** Start PROVIDED DATA **

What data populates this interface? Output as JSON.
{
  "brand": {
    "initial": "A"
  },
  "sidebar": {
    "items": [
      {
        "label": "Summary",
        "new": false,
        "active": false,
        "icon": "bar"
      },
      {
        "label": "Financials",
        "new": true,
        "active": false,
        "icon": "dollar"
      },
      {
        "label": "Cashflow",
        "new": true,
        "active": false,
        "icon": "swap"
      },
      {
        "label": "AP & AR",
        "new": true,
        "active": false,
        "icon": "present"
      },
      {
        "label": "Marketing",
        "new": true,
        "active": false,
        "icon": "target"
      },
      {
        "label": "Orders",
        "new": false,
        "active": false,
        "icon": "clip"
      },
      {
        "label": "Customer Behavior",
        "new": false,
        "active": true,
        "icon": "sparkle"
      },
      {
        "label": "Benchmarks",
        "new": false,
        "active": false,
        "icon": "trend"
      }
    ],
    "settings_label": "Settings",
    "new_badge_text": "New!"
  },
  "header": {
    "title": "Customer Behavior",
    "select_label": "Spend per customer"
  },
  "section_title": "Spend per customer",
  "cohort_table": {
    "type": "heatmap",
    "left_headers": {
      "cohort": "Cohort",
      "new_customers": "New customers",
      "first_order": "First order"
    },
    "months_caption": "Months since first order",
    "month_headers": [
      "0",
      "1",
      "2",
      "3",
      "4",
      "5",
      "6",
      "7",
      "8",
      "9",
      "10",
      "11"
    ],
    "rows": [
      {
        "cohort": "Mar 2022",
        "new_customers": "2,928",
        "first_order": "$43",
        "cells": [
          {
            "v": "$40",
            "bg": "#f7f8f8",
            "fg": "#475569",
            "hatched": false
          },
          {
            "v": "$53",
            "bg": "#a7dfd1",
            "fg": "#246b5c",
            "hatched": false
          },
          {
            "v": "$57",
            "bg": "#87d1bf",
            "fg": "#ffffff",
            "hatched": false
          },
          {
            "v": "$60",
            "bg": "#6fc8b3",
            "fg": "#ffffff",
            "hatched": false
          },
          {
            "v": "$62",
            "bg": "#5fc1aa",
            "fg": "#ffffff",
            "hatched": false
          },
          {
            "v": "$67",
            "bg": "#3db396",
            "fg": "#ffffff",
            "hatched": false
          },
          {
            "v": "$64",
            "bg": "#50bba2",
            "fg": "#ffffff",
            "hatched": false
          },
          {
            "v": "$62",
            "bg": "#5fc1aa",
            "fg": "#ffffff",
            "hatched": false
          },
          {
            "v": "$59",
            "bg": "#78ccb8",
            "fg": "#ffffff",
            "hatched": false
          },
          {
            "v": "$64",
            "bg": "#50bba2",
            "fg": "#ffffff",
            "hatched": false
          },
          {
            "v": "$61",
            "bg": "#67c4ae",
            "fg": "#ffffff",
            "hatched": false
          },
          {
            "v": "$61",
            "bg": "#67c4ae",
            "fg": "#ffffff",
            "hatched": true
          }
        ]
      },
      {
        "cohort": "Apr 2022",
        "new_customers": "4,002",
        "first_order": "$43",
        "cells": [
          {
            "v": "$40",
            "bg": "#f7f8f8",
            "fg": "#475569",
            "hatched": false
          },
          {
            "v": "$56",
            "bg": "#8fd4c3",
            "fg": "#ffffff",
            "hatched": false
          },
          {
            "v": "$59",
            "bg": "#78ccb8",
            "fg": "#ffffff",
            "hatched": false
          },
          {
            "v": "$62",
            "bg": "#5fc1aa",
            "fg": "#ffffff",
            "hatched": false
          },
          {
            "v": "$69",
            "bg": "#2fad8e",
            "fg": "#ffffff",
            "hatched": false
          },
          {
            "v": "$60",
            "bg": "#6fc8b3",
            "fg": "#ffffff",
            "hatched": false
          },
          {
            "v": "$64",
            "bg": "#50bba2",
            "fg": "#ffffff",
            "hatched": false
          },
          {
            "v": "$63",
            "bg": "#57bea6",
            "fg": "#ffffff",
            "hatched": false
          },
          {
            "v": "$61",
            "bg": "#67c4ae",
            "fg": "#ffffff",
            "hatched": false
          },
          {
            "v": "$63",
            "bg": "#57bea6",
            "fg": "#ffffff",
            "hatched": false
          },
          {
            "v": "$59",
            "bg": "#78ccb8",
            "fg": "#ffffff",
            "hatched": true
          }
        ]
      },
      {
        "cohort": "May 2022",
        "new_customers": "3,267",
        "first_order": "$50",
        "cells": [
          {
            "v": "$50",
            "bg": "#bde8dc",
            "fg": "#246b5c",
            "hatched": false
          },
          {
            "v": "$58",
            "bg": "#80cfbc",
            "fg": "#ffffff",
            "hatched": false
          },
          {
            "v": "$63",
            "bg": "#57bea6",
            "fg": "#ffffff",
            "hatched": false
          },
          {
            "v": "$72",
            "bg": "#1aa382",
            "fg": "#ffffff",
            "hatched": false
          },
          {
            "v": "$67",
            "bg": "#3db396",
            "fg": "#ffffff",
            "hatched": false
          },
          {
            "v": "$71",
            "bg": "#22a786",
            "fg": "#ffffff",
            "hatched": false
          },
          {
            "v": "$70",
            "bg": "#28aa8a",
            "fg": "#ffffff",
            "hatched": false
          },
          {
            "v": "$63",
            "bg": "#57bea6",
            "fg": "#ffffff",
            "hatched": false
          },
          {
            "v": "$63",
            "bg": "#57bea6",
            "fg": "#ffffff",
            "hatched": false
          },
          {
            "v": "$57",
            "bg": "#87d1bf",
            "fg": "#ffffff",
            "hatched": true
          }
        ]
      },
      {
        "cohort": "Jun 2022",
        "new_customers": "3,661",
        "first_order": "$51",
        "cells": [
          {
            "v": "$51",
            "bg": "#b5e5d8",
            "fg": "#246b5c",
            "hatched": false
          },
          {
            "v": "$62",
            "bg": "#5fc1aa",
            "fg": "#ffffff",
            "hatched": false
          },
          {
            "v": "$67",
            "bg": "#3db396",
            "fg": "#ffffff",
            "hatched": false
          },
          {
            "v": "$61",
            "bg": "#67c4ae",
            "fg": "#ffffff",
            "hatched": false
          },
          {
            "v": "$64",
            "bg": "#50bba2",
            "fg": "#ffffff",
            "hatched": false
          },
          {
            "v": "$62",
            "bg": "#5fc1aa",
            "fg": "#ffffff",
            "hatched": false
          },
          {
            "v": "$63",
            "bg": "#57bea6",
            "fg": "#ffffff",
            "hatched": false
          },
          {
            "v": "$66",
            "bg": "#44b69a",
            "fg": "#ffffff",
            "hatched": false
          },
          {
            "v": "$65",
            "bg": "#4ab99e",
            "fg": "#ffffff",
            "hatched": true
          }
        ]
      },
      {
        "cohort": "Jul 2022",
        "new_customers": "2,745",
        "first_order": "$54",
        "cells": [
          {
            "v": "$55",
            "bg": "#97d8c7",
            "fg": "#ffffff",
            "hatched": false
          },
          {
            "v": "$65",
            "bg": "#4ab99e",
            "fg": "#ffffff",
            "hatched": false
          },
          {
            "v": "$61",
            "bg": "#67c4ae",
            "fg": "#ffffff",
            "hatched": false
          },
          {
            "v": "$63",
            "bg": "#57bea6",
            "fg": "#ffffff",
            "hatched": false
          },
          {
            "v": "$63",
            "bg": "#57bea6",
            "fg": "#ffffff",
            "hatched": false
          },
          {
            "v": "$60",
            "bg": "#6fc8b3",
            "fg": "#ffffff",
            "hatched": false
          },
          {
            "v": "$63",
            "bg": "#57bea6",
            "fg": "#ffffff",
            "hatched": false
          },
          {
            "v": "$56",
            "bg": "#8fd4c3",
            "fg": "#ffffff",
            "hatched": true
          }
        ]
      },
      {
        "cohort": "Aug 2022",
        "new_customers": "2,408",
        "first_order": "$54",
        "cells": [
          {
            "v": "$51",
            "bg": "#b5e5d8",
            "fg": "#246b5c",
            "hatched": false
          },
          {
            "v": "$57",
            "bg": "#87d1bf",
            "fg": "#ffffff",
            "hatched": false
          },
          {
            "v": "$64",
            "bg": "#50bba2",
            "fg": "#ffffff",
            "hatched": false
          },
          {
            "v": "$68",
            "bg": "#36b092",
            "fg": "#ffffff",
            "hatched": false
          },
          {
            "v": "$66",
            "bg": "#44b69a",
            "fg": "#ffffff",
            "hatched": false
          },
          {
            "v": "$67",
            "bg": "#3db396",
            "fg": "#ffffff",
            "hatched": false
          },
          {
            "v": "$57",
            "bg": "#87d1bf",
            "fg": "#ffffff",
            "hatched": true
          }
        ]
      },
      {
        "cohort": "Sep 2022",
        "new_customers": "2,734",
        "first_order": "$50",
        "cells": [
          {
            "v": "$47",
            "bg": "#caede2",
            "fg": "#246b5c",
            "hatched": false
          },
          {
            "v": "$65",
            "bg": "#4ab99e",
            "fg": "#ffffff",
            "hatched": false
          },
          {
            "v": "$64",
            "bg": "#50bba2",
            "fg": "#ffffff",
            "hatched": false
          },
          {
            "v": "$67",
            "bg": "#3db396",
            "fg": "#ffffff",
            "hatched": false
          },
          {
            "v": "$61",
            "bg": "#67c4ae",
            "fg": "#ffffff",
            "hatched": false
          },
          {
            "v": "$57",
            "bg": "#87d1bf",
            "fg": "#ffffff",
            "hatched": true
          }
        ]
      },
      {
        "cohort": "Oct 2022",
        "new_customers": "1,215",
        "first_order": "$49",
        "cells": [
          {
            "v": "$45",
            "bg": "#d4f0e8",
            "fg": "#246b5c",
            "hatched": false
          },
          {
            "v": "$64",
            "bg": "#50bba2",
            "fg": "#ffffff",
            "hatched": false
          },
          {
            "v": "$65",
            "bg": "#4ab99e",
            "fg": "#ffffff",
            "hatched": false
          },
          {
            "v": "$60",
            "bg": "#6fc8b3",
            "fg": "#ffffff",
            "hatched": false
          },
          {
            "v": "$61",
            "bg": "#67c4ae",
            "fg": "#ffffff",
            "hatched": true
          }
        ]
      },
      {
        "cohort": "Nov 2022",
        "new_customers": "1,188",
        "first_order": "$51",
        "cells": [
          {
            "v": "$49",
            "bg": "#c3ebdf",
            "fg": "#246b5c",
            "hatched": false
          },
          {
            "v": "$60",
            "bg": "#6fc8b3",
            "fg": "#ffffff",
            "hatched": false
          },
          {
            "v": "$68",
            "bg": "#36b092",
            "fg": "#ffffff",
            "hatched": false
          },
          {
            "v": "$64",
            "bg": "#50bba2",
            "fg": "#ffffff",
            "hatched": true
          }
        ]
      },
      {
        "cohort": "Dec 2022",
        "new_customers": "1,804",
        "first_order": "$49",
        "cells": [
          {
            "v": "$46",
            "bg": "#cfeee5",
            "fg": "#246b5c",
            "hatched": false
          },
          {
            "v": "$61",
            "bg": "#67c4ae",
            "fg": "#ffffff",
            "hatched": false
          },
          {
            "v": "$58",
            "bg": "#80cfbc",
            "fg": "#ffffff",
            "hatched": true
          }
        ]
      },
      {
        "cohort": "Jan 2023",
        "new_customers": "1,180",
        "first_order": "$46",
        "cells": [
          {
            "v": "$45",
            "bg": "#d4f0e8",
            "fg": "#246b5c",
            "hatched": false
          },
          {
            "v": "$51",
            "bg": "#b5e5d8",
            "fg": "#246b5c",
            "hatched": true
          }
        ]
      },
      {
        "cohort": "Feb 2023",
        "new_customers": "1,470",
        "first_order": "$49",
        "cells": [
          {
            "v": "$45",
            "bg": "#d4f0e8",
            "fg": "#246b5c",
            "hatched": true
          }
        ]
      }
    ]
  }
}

** End PROVIDED DATA **

■ **AIM**
Copy each line of the data above that holds "icon".

■ **RESULT OF THIS TASK**
        "icon": "bar"
        "icon": "dollar"
        "icon": "swap"
        "icon": "present"
        "icon": "target"
        "icon": "clip"
        "icon": "sparkle"
        "icon": "trend"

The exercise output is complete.